INSTRUCTIONS FOR THE TASK:
Read through the entries below and return each line with the word "March".

RECORDS PROVIDED:
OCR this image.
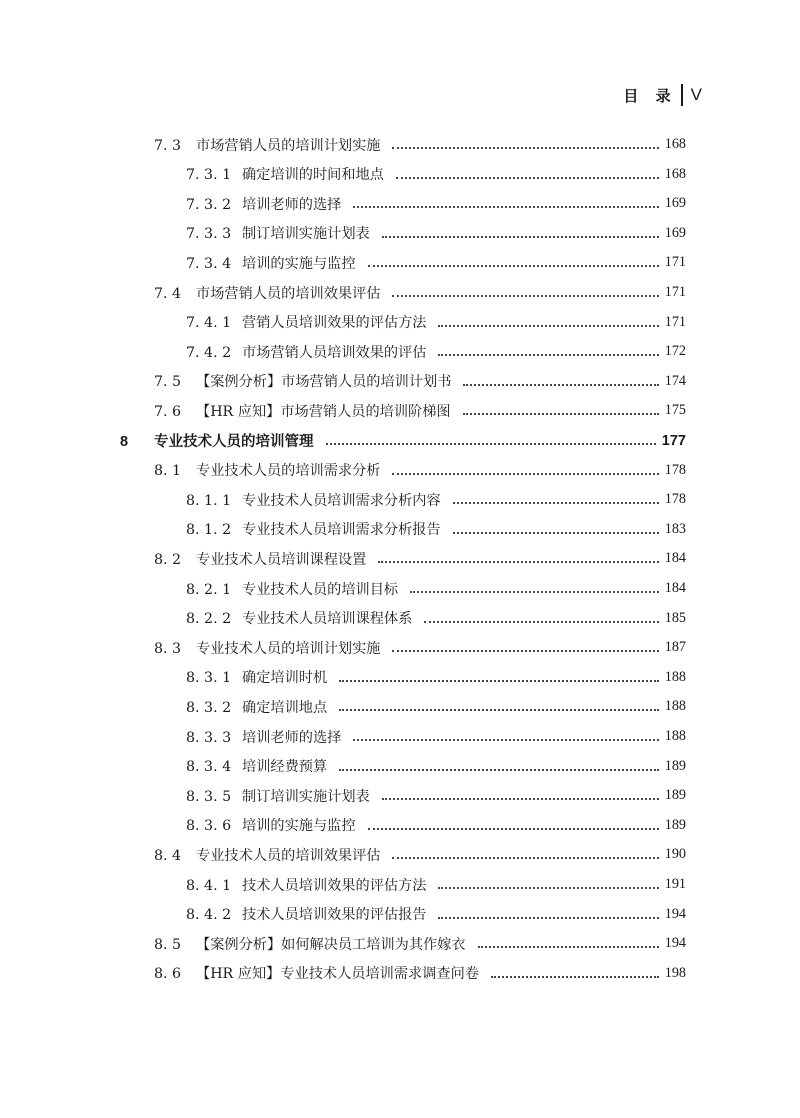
目 录 V
7. 3	市场营销人员的培训计划实施	168
7. 3. 1 确定培训的时间和地点	168
7. 3. 2 培训老师的选择	169
7. 3. 3 制订培训实施计划表	169
7. 3. 4 培训的实施与监控	171
7. 4	市场营销人员的培训效果评估	171
7. 4. 1 营销人员培训效果的评估方法	171
7. 4. 2 市场营销人员培训效果的评估	172
7. 5	【案例分析】市场营销人员的培训计划书	174
7. 6	【HR 应知】市场营销人员的培训阶梯图	175
8	专业技术人员的培训管理	177
8. 1	专业技术人员的培训需求分析	178
8. 1. 1 专业技术人员培训需求分析内容	178
8. 1. 2 专业技术人员培训需求分析报告	183
8. 2	专业技术人员培训课程设置	184
8. 2. 1 专业技术人员的培训目标	184
8. 2. 2 专业技术人员培训课程体系	185
8. 3	专业技术人员的培训计划实施	187
8. 3. 1 确定培训时机	188
8. 3. 2 确定培训地点	188
8. 3. 3 培训老师的选择	188
8. 3. 4 培训经费预算	189
8. 3. 5 制订培训实施计划表	189
8. 3. 6 培训的实施与监控	189
8. 4	专业技术人员的培训效果评估	190
8. 4. 1 技术人员培训效果的评估方法	191
8. 4. 2 技术人员培训效果的评估报告	194
8. 5	【案例分析】如何解决员工培训为其作嫁衣	194
8. 6	【HR 应知】专业技术人员培训需求调查问卷	198
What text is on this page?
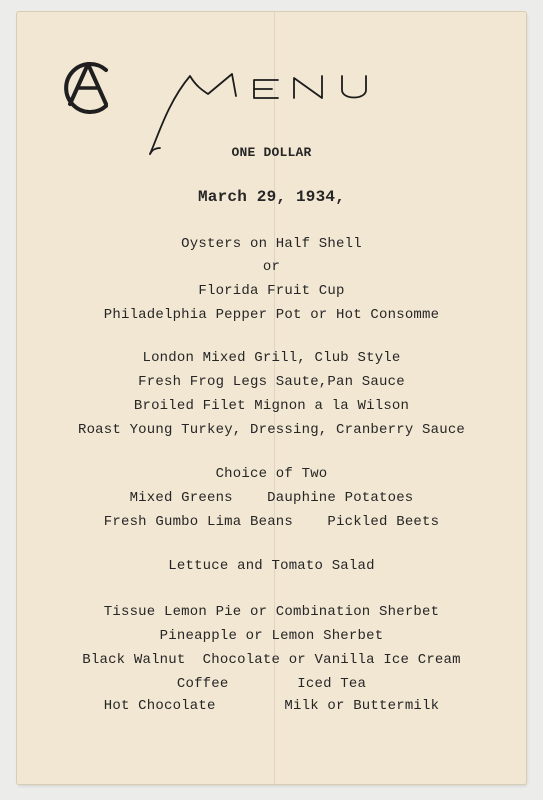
ONE DOLLAR
March 29, 1934,
Oysters on Half Shell
or
Florida Fruit Cup
Philadelphia Pepper Pot or Hot Consomme
London Mixed Grill, Club Style
Fresh Frog Legs Saute,Pan Sauce
Broiled Filet Mignon a la Wilson
Roast Young Turkey, Dressing, Cranberry Sauce
Choice of Two
Mixed Greens    Dauphine Potatoes
Fresh Gumbo Lima Beans    Pickled Beets
Lettuce and Tomato Salad
Tissue Lemon Pie or Combination Sherbet
Pineapple or Lemon Sherbet
Black Walnut  Chocolate or Vanilla Ice Cream
Coffee        Iced Tea
Hot Chocolate        Milk or Buttermilk
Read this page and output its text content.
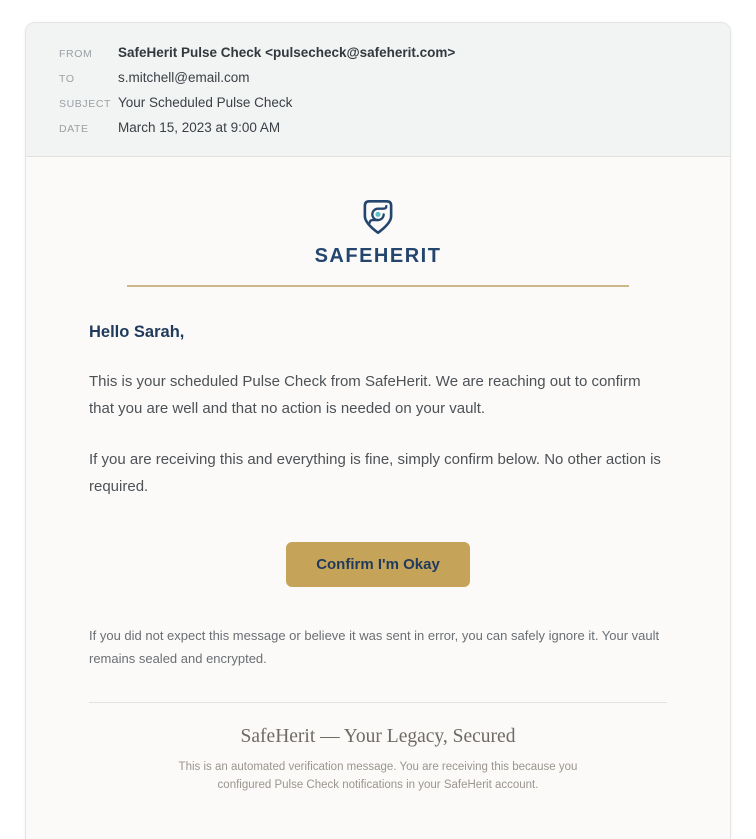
FROM	SafeHerit Pulse Check <pulsecheck@safeherit.com>
TO	s.mitchell@email.com
SUBJECT Your Scheduled Pulse Check
DATE	March 15, 2023 at 9:00 AM
SAFEHERIT
Hello Sarah,

This is your scheduled Pulse Check from SafeHerit. We are reaching out to confirm that you are well and that no action is needed on your vault.

If you are receiving this and everything is fine, simply confirm below. No other action is required.

Confirm I'm Okay

If you did not expect this message or believe it was sent in error, you can safely ignore it. Your vault remains sealed and encrypted.

SafeHerit — Your Legacy, Secured
This is an automated verification message. You are receiving this because you
configured Pulse Check notifications in your SafeHerit account.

RESULT BELOW:
March 29, 1934,
DATE	March 15, 2023 at 9:00 AM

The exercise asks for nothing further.